Written request |
Omit every image, and transcribe the remaining entries exactly as given.

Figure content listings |
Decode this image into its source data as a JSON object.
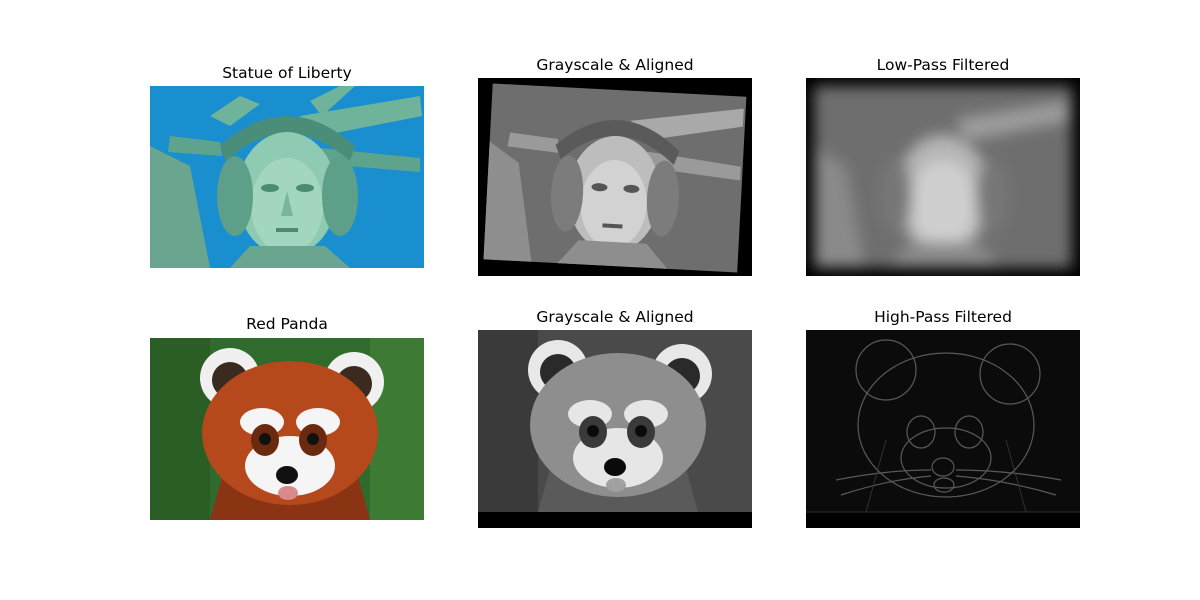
{
  "panels": [
    {
      "title": "Statue of Liberty"
    },
    {
      "title": "Grayscale & Aligned"
    },
    {
      "title": "Low-Pass Filtered"
    },
    {
      "title": "Red Panda"
    },
    {
      "title": "Grayscale & Aligned"
    },
    {
      "title": "High-Pass Filtered"
    }
  ],
  "colors": {
    "sky": "#1a8fd0",
    "statue": "#7fbfa6",
    "panda_fur": "#b5491b",
    "foliage": "#2f6b2a"
  }
}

The result |
Decode this image into its source data as a JSON object.
{
  "panels": [
    {
      "title": "Statue of Liberty"
    },
    {
      "title": "Grayscale & Aligned"
    },
    {
      "title": "Low-Pass Filtered"
    },
    {
      "title": "Red Panda"
    },
    {
      "title": "Grayscale & Aligned"
    },
    {
      "title": "High-Pass Filtered"
    }
  ],
  "colors": {
    "sky": "#1a8fd0",
    "statue": "#7fbfa6",
    "panda_fur": "#b5491b",
    "foliage": "#2f6b2a"
  }
}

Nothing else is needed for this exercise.